Data records
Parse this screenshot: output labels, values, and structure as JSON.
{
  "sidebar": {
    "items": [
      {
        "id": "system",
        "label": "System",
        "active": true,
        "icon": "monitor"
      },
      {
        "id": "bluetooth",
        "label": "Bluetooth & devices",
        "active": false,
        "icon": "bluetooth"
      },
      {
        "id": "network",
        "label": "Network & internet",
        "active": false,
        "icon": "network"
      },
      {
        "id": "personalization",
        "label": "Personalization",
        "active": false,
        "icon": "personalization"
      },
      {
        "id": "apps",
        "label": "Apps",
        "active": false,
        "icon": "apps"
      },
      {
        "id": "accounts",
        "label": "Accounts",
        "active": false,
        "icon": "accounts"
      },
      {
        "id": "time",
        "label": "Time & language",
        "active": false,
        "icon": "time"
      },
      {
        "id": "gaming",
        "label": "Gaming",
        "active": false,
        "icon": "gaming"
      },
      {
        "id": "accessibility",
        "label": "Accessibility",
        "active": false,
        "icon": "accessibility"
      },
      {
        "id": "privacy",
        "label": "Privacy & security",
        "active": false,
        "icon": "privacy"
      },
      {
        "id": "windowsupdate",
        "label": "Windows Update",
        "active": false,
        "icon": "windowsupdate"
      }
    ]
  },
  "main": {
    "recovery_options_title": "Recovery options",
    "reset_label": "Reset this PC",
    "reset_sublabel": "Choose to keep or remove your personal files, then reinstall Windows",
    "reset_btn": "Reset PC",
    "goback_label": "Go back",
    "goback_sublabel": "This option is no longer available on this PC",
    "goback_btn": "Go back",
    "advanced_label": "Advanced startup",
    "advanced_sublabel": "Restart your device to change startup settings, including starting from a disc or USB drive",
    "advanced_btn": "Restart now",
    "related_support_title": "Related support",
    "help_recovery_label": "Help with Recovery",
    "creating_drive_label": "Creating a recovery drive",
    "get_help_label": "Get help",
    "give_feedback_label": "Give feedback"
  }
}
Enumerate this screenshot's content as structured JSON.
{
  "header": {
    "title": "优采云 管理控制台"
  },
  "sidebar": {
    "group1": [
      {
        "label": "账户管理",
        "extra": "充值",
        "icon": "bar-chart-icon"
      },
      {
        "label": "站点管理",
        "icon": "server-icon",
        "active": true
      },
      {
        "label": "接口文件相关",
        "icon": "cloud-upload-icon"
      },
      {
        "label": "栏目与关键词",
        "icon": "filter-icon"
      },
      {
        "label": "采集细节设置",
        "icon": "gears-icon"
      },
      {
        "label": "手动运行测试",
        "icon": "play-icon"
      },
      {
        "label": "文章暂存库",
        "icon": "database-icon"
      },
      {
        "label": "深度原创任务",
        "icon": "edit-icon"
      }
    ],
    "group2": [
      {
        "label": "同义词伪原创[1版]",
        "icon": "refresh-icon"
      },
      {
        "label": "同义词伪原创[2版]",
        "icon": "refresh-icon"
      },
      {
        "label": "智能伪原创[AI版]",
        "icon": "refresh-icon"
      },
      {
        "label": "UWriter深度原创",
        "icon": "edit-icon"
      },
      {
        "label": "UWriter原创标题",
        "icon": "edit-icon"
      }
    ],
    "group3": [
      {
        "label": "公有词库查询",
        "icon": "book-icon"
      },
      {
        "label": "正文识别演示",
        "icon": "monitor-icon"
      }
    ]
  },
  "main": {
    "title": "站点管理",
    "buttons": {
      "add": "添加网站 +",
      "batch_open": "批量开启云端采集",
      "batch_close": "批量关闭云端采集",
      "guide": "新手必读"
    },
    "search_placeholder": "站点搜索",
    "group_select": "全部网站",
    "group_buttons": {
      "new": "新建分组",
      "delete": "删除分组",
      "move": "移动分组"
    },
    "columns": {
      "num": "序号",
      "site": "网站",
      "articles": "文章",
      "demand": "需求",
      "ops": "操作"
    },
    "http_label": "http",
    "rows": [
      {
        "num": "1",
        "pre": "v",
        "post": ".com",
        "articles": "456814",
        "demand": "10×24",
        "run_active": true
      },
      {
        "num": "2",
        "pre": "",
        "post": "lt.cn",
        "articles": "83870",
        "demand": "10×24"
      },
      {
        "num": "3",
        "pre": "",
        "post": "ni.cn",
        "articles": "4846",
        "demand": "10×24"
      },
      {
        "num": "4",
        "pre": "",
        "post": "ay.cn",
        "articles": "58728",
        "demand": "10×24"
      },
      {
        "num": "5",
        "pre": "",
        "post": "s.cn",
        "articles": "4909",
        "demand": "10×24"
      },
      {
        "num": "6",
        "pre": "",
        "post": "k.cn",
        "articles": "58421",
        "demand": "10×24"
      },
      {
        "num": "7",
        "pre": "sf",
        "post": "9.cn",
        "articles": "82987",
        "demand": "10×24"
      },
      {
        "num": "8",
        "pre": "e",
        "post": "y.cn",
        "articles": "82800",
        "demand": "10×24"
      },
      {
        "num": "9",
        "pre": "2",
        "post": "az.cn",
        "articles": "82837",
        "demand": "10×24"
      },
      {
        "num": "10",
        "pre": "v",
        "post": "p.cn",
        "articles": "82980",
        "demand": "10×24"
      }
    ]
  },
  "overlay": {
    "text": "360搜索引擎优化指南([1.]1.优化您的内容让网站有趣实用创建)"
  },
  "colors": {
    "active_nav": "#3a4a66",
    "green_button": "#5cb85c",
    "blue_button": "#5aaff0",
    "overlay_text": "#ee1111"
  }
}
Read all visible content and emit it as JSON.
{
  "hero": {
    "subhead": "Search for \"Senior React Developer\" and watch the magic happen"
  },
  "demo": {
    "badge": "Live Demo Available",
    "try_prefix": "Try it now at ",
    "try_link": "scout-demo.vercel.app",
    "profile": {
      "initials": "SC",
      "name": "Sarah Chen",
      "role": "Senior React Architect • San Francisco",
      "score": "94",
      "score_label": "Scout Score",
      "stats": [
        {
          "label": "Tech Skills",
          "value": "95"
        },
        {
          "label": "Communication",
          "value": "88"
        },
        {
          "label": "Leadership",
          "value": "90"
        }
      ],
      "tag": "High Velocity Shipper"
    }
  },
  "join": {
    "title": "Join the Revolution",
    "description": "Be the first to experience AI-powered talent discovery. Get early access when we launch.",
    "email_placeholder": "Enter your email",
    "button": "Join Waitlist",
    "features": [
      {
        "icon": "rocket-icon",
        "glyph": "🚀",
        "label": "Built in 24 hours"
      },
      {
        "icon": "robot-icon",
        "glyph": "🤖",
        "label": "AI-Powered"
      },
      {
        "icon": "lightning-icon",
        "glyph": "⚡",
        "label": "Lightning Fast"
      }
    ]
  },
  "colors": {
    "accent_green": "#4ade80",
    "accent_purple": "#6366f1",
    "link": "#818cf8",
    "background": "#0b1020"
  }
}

### GIVEN REQUEST
Reproduce all of the records exactly.

### ANSWER BELOW
Parse this screenshot: output labels, values, and structure as JSON.
{
  "sidebar": {
    "items": [
      {
        "id": "system",
        "label": "System",
        "active": true,
        "icon": "monitor"
      },
      {
        "id": "bluetooth",
        "label": "Bluetooth & devices",
        "active": false,
        "icon": "bluetooth"
      },
      {
        "id": "network",
        "label": "Network & internet",
        "active": false,
        "icon": "network"
      },
      {
        "id": "personalization",
        "label": "Personalization",
        "active": false,
        "icon": "personalization"
      },
      {
        "id": "apps",
        "label": "Apps",
        "active": false,
        "icon": "apps"
      },
      {
        "id": "accounts",
        "label": "Accounts",
        "active": false,
        "icon": "accounts"
      },
      {
        "id": "time",
        "label": "Time & language",
        "active": false,
        "icon": "time"
      },
      {
        "id": "gaming",
        "label": "Gaming",
        "active": false,
        "icon": "gaming"
      },
      {
        "id": "accessibility",
        "label": "Accessibility",
        "active": false,
        "icon": "accessibility"
      },
      {
        "id": "privacy",
        "label": "Privacy & security",
        "active": false,
        "icon": "privacy"
      },
      {
        "id": "windowsupdate",
        "label": "Windows Update",
        "active": false,
        "icon": "windowsupdate"
      }
    ]
  },
  "main": {
    "recovery_options_title": "Recovery options",
    "reset_label": "Reset this PC",
    "reset_sublabel": "Choose to keep or remove your personal files, then reinstall Windows",
    "reset_btn": "Reset PC",
    "goback_label": "Go back",
    "goback_sublabel": "This option is no longer available on this PC",
    "goback_btn": "Go back",
    "advanced_label": "Advanced startup",
    "advanced_sublabel": "Restart your device to change startup settings, including starting from a disc or USB drive",
    "advanced_btn": "Restart now",
    "related_support_title": "Related support",
    "help_recovery_label": "Help with Recovery",
    "creating_drive_label": "Creating a recovery drive",
    "get_help_label": "Get help",
    "give_feedback_label": "Give feedback"
  }
}
Enumerate this screenshot's content as structured JSON.
{
  "header": {
    "title": "优采云 管理控制台"
  },
  "sidebar": {
    "group1": [
      {
        "label": "账户管理",
        "extra": "充值",
        "icon": "bar-chart-icon"
      },
      {
        "label": "站点管理",
        "icon": "server-icon",
        "active": true
      },
      {
        "label": "接口文件相关",
        "icon": "cloud-upload-icon"
      },
      {
        "label": "栏目与关键词",
        "icon": "filter-icon"
      },
      {
        "label": "采集细节设置",
        "icon": "gears-icon"
      },
      {
        "label": "手动运行测试",
        "icon": "play-icon"
      },
      {
        "label": "文章暂存库",
        "icon": "database-icon"
      },
      {
        "label": "深度原创任务",
        "icon": "edit-icon"
      }
    ],
    "group2": [
      {
        "label": "同义词伪原创[1版]",
        "icon": "refresh-icon"
      },
      {
        "label": "同义词伪原创[2版]",
        "icon": "refresh-icon"
      },
      {
        "label": "智能伪原创[AI版]",
        "icon": "refresh-icon"
      },
      {
        "label": "UWriter深度原创",
        "icon": "edit-icon"
      },
      {
        "label": "UWriter原创标题",
        "icon": "edit-icon"
      }
    ],
    "group3": [
      {
        "label": "公有词库查询",
        "icon": "book-icon"
      },
      {
        "label": "正文识别演示",
        "icon": "monitor-icon"
      }
    ]
  },
  "main": {
    "title": "站点管理",
    "buttons": {
      "add": "添加网站 +",
      "batch_open": "批量开启云端采集",
      "batch_close": "批量关闭云端采集",
      "guide": "新手必读"
    },
    "search_placeholder": "站点搜索",
    "group_select": "全部网站",
    "group_buttons": {
      "new": "新建分组",
      "delete": "删除分组",
      "move": "移动分组"
    },
    "columns": {
      "num": "序号",
      "site": "网站",
      "articles": "文章",
      "demand": "需求",
      "ops": "操作"
    },
    "http_label": "http",
    "rows": [
      {
        "num": "1",
        "pre": "v",
        "post": ".com",
        "articles": "456814",
        "demand": "10×24",
        "run_active": true
      },
      {
        "num": "2",
        "pre": "",
        "post": "lt.cn",
        "articles": "83870",
        "demand": "10×24"
      },
      {
        "num": "3",
        "pre": "",
        "post": "ni.cn",
        "articles": "4846",
        "demand": "10×24"
      },
      {
        "num": "4",
        "pre": "",
        "post": "ay.cn",
        "articles": "58728",
        "demand": "10×24"
      },
      {
        "num": "5",
        "pre": "",
        "post": "s.cn",
        "articles": "4909",
        "demand": "10×24"
      },
      {
        "num": "6",
        "pre": "",
        "post": "k.cn",
        "articles": "58421",
        "demand": "10×24"
      },
      {
        "num": "7",
        "pre": "sf",
        "post": "9.cn",
        "articles": "82987",
        "demand": "10×24"
      },
      {
        "num": "8",
        "pre": "e",
        "post": "y.cn",
        "articles": "82800",
        "demand": "10×24"
      },
      {
        "num": "9",
        "pre": "2",
        "post": "az.cn",
        "articles": "82837",
        "demand": "10×24"
      },
      {
        "num": "10",
        "pre": "v",
        "post": "p.cn",
        "articles": "82980",
        "demand": "10×24"
      }
    ]
  },
  "overlay": {
    "text": "360搜索引擎优化指南([1.]1.优化您的内容让网站有趣实用创建)"
  },
  "colors": {
    "active_nav": "#3a4a66",
    "green_button": "#5cb85c",
    "blue_button": "#5aaff0",
    "overlay_text": "#ee1111"
  }
}
Read all visible content and emit it as JSON.
{
  "hero": {
    "subhead": "Search for \"Senior React Developer\" and watch the magic happen"
  },
  "demo": {
    "badge": "Live Demo Available",
    "try_prefix": "Try it now at ",
    "try_link": "scout-demo.vercel.app",
    "profile": {
      "initials": "SC",
      "name": "Sarah Chen",
      "role": "Senior React Architect • San Francisco",
      "score": "94",
      "score_label": "Scout Score",
      "stats": [
        {
          "label": "Tech Skills",
          "value": "95"
        },
        {
          "label": "Communication",
          "value": "88"
        },
        {
          "label": "Leadership",
          "value": "90"
        }
      ],
      "tag": "High Velocity Shipper"
    }
  },
  "join": {
    "title": "Join the Revolution",
    "description": "Be the first to experience AI-powered talent discovery. Get early access when we launch.",
    "email_placeholder": "Enter your email",
    "button": "Join Waitlist",
    "features": [
      {
        "icon": "rocket-icon",
        "glyph": "🚀",
        "label": "Built in 24 hours"
      },
      {
        "icon": "robot-icon",
        "glyph": "🤖",
        "label": "AI-Powered"
      },
      {
        "icon": "lightning-icon",
        "glyph": "⚡",
        "label": "Lightning Fast"
      }
    ]
  },
  "colors": {
    "accent_green": "#4ade80",
    "accent_purple": "#6366f1",
    "link": "#818cf8",
    "background": "#0b1020"
  }
}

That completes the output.